===== Dataset excerpts

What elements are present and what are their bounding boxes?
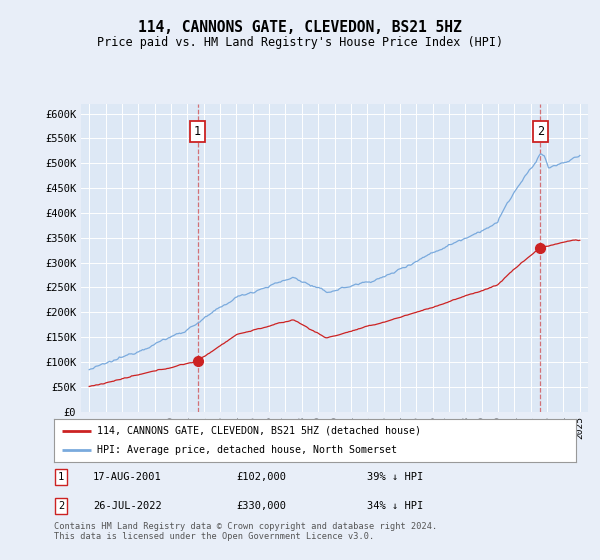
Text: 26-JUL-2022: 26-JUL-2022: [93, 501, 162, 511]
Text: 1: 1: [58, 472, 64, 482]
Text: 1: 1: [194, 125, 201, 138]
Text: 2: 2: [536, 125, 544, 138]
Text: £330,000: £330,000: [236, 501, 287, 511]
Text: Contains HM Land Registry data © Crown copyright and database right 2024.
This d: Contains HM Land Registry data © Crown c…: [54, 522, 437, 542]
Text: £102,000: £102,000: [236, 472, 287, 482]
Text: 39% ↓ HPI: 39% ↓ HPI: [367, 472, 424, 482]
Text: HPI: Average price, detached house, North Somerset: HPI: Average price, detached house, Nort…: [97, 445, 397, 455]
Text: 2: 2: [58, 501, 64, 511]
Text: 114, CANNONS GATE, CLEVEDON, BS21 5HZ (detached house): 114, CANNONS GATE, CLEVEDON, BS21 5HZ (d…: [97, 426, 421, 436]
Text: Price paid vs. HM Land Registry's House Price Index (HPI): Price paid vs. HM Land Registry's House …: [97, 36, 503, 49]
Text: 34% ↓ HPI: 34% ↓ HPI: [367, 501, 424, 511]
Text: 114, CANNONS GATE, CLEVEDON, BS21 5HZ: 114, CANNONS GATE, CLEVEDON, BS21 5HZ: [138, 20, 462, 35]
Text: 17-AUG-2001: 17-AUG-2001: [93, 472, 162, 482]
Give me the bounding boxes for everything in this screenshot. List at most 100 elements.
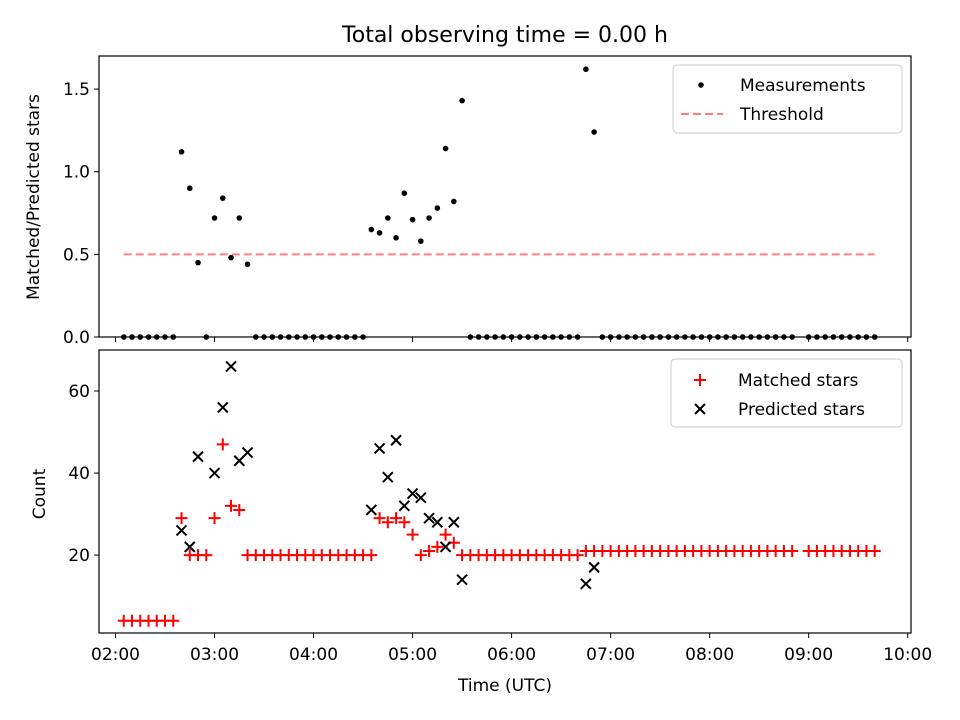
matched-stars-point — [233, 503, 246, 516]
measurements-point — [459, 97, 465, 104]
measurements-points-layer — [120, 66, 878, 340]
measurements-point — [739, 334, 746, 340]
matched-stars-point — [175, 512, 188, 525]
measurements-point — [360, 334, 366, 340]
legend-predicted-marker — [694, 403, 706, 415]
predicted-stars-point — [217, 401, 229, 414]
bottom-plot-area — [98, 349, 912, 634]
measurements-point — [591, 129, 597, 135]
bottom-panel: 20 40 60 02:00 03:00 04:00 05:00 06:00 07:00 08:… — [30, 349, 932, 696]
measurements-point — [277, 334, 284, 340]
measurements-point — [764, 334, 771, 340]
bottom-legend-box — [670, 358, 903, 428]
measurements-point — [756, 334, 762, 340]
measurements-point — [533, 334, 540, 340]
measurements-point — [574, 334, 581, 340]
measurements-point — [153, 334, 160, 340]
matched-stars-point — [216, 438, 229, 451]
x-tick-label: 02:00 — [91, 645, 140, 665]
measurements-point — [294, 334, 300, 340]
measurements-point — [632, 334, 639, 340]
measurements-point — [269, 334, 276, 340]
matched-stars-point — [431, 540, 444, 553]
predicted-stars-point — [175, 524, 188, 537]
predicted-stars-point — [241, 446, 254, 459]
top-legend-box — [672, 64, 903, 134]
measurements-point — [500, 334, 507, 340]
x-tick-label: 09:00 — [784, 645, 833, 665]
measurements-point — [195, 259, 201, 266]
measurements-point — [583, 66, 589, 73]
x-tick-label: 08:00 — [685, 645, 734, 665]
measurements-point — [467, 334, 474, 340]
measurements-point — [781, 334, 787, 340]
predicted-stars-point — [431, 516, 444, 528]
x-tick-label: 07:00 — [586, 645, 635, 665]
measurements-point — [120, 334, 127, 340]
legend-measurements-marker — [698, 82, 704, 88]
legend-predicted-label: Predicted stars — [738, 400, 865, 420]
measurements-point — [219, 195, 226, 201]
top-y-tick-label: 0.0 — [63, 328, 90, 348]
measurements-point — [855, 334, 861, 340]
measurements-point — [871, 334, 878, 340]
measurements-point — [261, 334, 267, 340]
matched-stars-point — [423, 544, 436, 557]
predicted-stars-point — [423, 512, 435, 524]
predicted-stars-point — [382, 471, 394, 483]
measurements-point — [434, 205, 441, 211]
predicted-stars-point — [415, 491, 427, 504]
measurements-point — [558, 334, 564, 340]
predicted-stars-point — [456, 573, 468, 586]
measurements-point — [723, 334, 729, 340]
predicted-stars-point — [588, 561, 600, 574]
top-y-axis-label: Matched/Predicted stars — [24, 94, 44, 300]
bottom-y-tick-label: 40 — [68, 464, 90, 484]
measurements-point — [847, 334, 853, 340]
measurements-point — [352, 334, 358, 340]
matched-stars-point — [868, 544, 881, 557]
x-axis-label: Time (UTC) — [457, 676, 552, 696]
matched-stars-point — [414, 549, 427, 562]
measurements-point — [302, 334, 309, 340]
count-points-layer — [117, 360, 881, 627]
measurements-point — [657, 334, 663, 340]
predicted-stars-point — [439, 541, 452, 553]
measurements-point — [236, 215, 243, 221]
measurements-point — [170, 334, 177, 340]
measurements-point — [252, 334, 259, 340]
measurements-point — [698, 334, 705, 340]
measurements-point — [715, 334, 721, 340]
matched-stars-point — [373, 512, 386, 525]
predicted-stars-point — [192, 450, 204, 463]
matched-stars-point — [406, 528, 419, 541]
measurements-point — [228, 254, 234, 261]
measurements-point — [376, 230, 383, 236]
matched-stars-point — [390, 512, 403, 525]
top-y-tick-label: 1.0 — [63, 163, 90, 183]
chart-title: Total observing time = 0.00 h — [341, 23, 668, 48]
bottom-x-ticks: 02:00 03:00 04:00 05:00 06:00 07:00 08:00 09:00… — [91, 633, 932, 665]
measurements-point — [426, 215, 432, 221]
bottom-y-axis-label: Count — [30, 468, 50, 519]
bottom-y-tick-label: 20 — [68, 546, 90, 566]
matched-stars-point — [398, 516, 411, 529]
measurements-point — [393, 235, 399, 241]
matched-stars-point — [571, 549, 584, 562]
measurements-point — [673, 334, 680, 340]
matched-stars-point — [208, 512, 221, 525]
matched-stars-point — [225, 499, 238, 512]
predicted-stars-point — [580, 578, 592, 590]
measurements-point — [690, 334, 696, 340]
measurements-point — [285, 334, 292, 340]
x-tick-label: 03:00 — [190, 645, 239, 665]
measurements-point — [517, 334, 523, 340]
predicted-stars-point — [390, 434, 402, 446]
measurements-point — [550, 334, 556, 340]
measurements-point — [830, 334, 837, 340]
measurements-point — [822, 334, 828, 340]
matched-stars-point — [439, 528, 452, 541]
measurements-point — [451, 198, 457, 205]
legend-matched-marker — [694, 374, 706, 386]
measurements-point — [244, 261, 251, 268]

==========
===== Dataset excerpts

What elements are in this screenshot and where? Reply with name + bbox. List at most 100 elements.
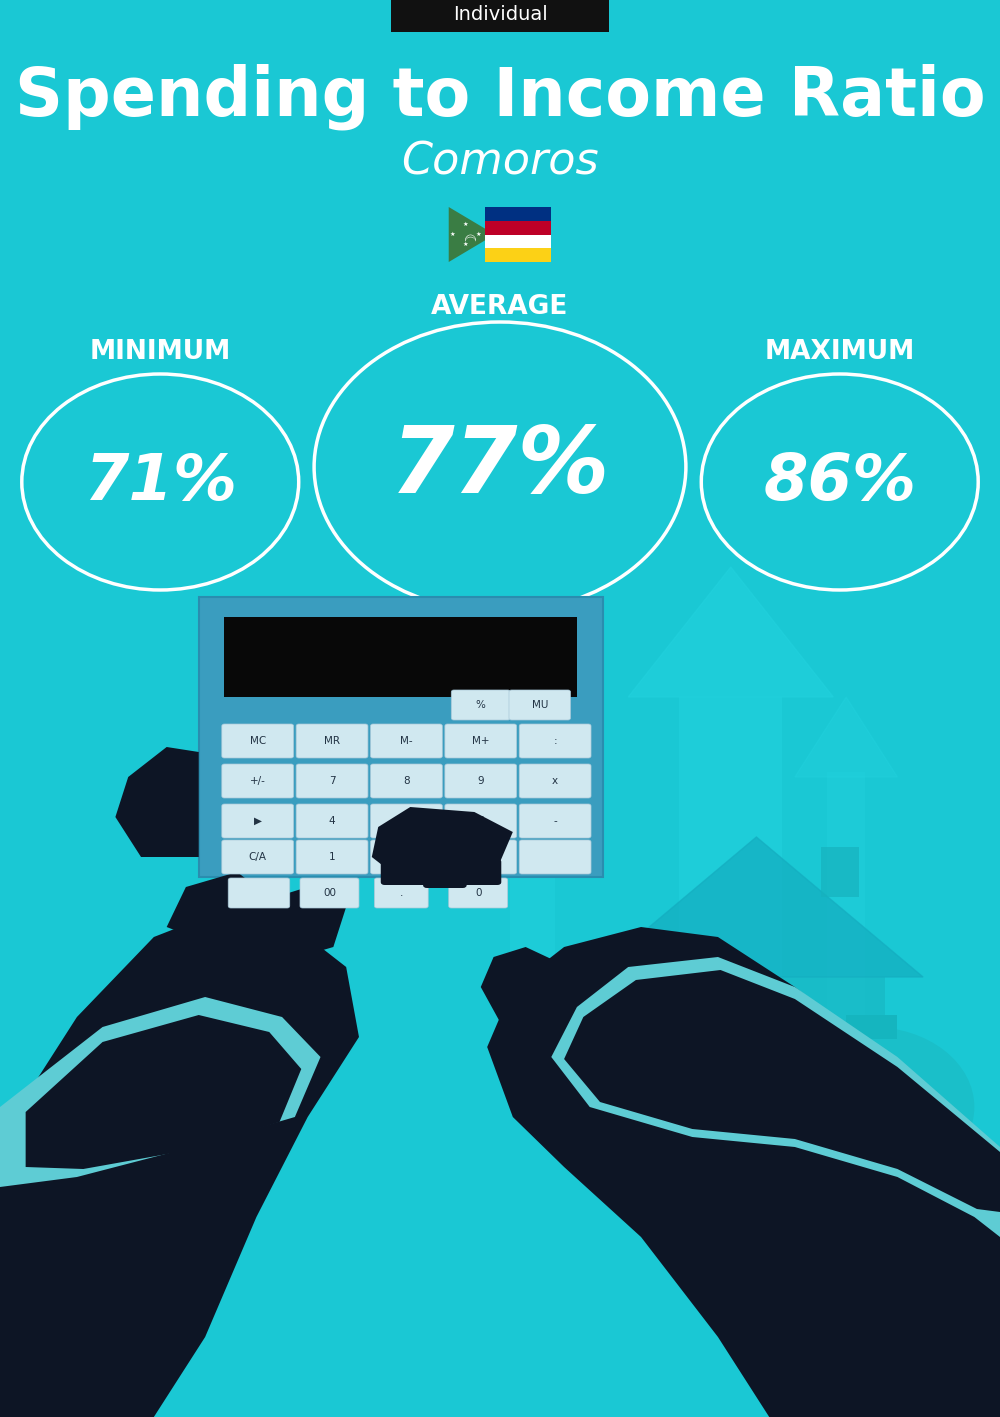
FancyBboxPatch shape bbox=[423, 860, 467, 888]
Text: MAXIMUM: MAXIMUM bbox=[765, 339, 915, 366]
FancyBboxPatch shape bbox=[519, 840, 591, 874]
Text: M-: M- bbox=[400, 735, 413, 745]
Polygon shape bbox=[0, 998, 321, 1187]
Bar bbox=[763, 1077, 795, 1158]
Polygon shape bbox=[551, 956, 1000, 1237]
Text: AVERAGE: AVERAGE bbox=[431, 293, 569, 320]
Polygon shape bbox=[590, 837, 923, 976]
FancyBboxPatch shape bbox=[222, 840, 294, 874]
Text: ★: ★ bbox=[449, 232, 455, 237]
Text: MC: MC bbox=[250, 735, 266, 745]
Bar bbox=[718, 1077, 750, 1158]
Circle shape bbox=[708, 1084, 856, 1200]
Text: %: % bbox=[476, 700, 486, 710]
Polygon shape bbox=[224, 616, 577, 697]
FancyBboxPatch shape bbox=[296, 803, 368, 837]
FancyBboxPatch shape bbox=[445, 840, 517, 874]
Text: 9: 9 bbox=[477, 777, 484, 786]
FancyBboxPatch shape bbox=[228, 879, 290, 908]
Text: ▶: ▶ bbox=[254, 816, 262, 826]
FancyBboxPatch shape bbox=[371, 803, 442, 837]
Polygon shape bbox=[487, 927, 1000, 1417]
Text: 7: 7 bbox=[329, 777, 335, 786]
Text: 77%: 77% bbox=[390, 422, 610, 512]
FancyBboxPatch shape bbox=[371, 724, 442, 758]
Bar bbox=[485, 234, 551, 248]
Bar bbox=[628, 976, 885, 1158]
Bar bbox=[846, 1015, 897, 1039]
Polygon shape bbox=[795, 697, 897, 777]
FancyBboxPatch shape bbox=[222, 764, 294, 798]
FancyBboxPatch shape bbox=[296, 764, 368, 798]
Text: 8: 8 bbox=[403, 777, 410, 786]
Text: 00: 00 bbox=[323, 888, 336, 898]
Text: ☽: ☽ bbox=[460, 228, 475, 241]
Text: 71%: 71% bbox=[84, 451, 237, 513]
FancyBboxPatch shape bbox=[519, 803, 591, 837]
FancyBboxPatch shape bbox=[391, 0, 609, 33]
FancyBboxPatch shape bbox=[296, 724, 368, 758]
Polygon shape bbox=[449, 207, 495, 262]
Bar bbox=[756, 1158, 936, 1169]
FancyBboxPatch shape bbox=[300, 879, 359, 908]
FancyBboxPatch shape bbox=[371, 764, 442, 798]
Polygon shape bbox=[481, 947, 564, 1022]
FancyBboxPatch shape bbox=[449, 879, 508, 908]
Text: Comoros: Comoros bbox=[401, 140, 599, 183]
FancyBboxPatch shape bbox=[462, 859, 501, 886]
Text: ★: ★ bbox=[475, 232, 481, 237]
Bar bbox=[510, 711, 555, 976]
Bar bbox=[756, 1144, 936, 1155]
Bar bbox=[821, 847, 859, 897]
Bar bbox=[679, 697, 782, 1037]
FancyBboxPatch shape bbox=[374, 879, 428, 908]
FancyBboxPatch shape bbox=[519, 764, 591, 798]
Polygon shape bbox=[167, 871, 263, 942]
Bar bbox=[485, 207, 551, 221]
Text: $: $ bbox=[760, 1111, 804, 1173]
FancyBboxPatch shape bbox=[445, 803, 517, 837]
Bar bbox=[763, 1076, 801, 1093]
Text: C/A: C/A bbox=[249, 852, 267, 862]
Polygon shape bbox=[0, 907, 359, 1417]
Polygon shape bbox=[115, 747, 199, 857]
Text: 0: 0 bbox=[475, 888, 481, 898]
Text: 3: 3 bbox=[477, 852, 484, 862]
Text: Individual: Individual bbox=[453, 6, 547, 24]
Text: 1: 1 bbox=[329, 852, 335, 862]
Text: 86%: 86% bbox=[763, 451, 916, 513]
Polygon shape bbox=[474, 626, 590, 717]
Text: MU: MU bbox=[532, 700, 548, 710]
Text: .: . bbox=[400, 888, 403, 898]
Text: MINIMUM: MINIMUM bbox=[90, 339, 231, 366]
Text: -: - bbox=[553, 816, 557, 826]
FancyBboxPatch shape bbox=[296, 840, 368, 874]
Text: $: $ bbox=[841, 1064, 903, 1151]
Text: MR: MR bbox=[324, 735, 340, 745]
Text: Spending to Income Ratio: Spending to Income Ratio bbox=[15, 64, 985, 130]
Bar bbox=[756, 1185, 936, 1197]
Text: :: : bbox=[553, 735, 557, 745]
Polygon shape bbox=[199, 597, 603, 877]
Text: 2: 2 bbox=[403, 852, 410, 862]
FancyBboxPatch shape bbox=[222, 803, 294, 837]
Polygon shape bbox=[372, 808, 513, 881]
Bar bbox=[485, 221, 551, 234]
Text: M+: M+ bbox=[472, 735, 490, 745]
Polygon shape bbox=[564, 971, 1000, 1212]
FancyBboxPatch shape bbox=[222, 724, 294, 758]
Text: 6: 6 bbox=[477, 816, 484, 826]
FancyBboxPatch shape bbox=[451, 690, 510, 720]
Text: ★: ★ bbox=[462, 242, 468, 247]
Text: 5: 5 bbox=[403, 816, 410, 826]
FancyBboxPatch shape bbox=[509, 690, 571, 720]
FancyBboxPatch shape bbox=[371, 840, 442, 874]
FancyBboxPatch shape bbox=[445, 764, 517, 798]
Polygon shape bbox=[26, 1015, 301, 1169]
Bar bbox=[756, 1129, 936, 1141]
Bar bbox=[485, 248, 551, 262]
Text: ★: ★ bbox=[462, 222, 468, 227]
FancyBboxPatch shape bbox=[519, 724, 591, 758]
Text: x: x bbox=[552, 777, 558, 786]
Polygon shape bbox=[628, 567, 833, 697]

==========

== What you need to do ==
Reproduce the stretch of the listing from the line containing "FancyBboxPatch shape bbox=[423, 860, 467, 888]" through the line containing "Bar bbox=[756, 1158, 936, 1169]", substituting "Polyline" for "Polygon" and leaving all else unchanged.

== Result of this task ==
FancyBboxPatch shape bbox=[423, 860, 467, 888]
Text: MAXIMUM: MAXIMUM bbox=[765, 339, 915, 366]
FancyBboxPatch shape bbox=[519, 840, 591, 874]
Text: M-: M- bbox=[400, 735, 413, 745]
Polyline shape bbox=[0, 998, 321, 1187]
Bar bbox=[763, 1077, 795, 1158]
Polyline shape bbox=[551, 956, 1000, 1237]
Text: AVERAGE: AVERAGE bbox=[431, 293, 569, 320]
Polyline shape bbox=[590, 837, 923, 976]
FancyBboxPatch shape bbox=[222, 840, 294, 874]
Text: ★: ★ bbox=[449, 232, 455, 237]
Text: MC: MC bbox=[250, 735, 266, 745]
Bar bbox=[718, 1077, 750, 1158]
Circle shape bbox=[708, 1084, 856, 1200]
Text: %: % bbox=[476, 700, 486, 710]
Polyline shape bbox=[224, 616, 577, 697]
FancyBboxPatch shape bbox=[296, 803, 368, 837]
FancyBboxPatch shape bbox=[445, 840, 517, 874]
Text: 9: 9 bbox=[477, 777, 484, 786]
FancyBboxPatch shape bbox=[228, 879, 290, 908]
Text: ▶: ▶ bbox=[254, 816, 262, 826]
FancyBboxPatch shape bbox=[371, 803, 442, 837]
Polyline shape bbox=[487, 927, 1000, 1417]
Text: 7: 7 bbox=[329, 777, 335, 786]
Text: 77%: 77% bbox=[390, 422, 610, 512]
FancyBboxPatch shape bbox=[371, 724, 442, 758]
Bar bbox=[485, 234, 551, 248]
Bar bbox=[628, 976, 885, 1158]
Bar bbox=[846, 1015, 897, 1039]
Polyline shape bbox=[795, 697, 897, 777]
FancyBboxPatch shape bbox=[222, 764, 294, 798]
FancyBboxPatch shape bbox=[296, 764, 368, 798]
Text: 8: 8 bbox=[403, 777, 410, 786]
Text: 00: 00 bbox=[323, 888, 336, 898]
Text: ☽: ☽ bbox=[460, 228, 475, 241]
Text: 71%: 71% bbox=[84, 451, 237, 513]
FancyBboxPatch shape bbox=[519, 803, 591, 837]
FancyBboxPatch shape bbox=[391, 0, 609, 33]
FancyBboxPatch shape bbox=[296, 724, 368, 758]
Polyline shape bbox=[449, 207, 495, 262]
Bar bbox=[756, 1158, 936, 1169]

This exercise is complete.